Begin Material for this exercise
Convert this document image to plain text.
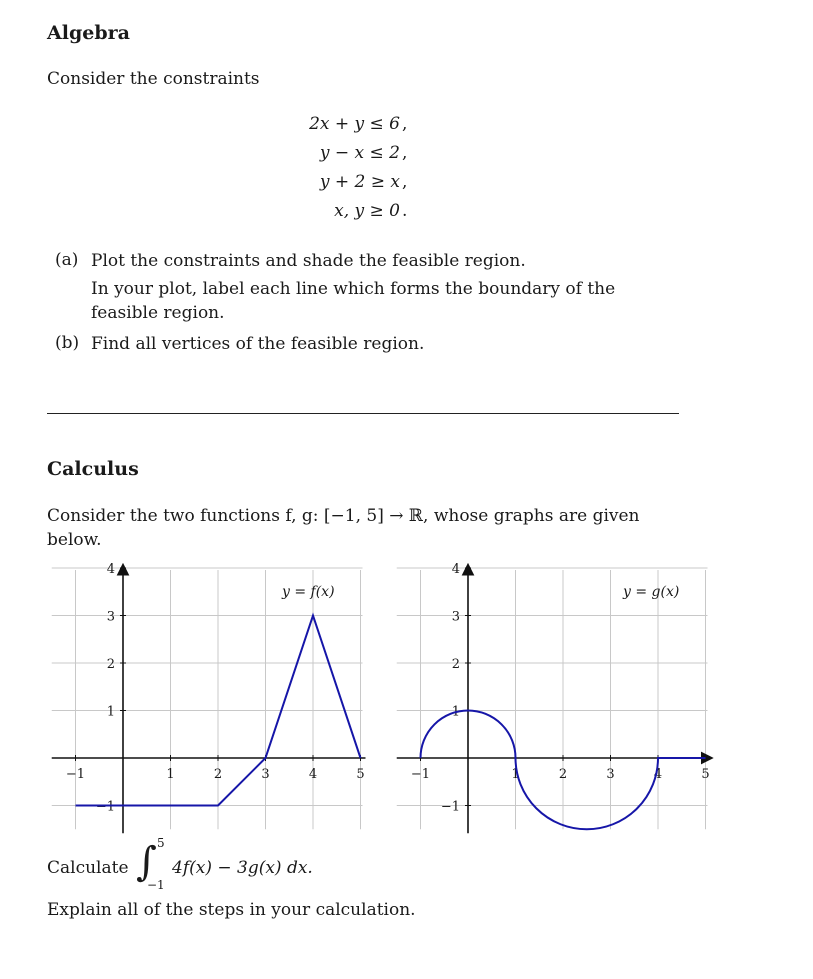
Algebra
Consider the constraints
2x + y ≤ 6 ,
y − x ≤ 2 ,
y + 2 ≥ x ,
x, y ≥ 0 .
(a) Plot the constraints and shade the feasible region.
In your plot, label each line which forms the boundary of the
feasible region.
(b) Find all vertices of the feasible region.
Calculus
Consider the two functions f, g: [−1, 5] → ℝ, whose graphs are given
below.
−1	1	2	3	4	5
4
3
2
1
−1
y = f(x)
−1	1	2	3	4	5
4
3
2
1
−1
y = g(x)
Calculate ∫ 5
−1
4f(x) − 3g(x) dx.
Explain all of the steps in your calculation.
End Material for this exercise
What you need to do:
How many lines in the records above contain the word "constraints"? Reply with the number and nothing more.

Answer below:
2